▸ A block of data
---+---

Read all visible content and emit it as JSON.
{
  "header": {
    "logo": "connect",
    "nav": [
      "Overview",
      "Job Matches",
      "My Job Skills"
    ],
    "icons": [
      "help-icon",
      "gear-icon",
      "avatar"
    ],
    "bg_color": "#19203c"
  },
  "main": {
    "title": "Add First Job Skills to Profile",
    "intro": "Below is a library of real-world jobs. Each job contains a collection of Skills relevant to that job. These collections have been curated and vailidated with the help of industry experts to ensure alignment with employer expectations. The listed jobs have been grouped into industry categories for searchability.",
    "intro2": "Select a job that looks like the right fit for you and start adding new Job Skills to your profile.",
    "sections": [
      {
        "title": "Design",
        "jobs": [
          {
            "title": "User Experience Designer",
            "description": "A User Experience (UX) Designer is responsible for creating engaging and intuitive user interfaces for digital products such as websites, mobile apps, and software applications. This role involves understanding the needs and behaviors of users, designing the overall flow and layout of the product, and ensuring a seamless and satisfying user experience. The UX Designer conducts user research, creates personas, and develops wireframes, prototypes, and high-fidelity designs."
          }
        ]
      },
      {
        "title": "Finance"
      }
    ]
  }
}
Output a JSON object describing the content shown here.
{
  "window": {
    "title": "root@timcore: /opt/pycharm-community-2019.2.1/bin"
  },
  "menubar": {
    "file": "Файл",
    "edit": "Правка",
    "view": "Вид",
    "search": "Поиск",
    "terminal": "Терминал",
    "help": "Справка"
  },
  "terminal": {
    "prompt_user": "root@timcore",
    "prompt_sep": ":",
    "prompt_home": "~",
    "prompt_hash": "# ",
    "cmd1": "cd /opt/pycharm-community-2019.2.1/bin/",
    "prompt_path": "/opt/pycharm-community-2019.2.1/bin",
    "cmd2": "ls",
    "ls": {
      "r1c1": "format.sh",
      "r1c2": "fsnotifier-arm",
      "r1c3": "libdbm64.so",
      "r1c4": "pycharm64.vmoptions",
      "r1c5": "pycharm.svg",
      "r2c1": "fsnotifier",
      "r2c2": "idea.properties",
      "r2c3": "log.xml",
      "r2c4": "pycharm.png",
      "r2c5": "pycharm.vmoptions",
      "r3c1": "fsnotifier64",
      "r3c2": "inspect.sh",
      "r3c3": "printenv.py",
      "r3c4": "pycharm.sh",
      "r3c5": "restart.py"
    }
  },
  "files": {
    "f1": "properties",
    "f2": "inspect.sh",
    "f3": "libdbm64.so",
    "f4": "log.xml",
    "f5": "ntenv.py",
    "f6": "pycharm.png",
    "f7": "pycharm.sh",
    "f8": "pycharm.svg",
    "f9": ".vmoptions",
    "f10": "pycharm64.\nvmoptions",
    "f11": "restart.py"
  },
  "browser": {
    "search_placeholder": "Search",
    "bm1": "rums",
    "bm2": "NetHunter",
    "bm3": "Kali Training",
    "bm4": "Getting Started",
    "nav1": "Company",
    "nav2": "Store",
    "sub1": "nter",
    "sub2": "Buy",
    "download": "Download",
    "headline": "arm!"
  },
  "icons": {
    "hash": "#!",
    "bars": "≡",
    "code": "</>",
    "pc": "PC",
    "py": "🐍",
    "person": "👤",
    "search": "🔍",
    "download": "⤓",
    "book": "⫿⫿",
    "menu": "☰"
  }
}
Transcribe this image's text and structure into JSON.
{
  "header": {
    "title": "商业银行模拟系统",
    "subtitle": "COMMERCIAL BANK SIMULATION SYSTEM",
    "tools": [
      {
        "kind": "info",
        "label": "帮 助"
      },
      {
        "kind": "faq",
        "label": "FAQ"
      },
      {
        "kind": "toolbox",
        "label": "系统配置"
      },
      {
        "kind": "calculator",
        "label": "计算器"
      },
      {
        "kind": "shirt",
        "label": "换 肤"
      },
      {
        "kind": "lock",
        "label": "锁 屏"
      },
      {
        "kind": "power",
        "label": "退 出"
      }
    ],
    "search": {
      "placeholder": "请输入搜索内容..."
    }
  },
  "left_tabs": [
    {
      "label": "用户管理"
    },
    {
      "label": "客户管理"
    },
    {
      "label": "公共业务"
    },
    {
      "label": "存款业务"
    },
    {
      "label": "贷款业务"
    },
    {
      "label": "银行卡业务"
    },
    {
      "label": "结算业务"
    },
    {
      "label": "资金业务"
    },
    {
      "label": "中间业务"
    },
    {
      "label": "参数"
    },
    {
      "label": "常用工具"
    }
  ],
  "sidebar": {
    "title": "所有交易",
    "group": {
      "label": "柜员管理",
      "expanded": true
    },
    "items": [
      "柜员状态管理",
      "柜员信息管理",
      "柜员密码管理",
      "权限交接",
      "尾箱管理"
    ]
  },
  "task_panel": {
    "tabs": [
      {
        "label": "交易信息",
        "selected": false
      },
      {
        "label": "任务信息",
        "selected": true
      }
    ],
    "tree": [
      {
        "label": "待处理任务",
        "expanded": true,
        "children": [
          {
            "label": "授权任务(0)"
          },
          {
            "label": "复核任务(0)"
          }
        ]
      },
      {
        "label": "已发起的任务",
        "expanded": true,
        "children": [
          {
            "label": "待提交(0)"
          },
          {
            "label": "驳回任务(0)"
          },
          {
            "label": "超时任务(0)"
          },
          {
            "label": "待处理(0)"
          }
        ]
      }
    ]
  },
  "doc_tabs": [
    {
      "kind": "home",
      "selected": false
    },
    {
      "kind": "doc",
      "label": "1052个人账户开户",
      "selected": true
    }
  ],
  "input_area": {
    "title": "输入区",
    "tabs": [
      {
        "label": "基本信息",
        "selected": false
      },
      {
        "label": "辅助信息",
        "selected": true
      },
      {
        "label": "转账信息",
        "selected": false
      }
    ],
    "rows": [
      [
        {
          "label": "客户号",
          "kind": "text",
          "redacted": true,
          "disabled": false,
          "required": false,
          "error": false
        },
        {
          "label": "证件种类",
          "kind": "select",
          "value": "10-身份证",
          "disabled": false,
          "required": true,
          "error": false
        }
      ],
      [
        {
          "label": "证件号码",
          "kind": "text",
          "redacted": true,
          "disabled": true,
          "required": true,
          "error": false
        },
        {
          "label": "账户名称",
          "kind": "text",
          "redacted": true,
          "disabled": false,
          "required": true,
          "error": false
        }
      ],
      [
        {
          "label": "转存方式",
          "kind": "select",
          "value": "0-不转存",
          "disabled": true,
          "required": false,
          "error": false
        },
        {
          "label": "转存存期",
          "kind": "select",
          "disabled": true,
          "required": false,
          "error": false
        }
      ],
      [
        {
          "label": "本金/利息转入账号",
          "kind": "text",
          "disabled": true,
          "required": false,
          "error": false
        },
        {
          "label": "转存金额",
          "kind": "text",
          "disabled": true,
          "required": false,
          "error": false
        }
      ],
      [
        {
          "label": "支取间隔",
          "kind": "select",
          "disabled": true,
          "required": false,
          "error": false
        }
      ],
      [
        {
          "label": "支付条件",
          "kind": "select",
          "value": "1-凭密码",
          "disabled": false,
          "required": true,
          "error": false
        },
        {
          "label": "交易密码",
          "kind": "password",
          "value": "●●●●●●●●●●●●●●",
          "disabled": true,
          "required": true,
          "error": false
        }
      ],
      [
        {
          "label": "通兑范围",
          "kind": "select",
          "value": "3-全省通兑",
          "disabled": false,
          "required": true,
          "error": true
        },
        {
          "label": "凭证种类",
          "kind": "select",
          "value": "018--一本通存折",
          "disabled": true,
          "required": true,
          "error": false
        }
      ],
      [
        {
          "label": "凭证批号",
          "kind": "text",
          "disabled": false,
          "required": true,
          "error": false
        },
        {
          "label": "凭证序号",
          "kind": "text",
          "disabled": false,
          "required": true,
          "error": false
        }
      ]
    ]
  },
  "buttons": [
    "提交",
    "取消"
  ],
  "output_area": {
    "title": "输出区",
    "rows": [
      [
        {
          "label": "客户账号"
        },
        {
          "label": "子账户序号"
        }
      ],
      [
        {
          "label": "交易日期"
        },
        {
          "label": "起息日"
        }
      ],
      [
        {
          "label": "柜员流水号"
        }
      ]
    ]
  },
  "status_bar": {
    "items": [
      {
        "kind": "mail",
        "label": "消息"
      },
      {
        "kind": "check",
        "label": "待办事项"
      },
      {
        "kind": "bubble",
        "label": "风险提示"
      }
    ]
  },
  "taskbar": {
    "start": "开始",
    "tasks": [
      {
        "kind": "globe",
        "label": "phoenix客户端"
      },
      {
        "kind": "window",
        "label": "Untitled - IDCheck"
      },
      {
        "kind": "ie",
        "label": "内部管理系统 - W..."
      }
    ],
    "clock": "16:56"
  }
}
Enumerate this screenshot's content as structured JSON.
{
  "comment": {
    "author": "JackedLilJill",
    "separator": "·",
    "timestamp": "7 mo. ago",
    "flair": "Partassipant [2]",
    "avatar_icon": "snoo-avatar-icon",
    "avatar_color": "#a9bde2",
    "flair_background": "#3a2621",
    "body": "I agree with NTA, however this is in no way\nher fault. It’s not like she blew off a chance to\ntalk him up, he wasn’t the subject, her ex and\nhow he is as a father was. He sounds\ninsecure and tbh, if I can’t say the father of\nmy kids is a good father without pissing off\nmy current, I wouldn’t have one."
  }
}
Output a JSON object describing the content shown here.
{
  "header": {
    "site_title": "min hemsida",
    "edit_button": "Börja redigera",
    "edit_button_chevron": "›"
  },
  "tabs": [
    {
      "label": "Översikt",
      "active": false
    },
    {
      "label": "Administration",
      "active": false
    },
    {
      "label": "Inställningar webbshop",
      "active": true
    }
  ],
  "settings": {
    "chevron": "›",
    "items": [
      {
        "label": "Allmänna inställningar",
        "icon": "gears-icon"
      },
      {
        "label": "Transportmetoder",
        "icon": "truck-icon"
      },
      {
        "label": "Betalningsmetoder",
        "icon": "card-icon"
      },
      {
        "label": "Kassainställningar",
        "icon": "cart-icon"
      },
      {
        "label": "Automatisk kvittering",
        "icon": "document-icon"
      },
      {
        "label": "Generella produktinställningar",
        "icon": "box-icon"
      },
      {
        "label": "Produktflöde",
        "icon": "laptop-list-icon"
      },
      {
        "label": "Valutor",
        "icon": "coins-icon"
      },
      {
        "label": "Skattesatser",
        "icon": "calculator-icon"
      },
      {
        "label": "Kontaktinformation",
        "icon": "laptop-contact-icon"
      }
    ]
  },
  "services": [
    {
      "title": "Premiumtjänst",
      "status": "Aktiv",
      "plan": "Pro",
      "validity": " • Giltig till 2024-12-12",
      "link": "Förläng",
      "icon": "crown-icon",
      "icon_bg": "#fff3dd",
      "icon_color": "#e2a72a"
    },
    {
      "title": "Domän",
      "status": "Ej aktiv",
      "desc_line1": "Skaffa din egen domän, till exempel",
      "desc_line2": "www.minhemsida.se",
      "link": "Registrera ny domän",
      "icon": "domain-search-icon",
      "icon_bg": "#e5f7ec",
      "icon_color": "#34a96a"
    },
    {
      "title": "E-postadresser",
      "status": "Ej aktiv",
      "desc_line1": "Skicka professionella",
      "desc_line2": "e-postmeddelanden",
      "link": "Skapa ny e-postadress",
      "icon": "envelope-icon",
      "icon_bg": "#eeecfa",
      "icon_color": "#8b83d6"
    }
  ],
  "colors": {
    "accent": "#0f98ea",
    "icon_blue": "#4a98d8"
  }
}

---+---

▸ Your instructions
Count the lines above that contain the word "laptop". Give only the number.

▸ Answer to this problem
2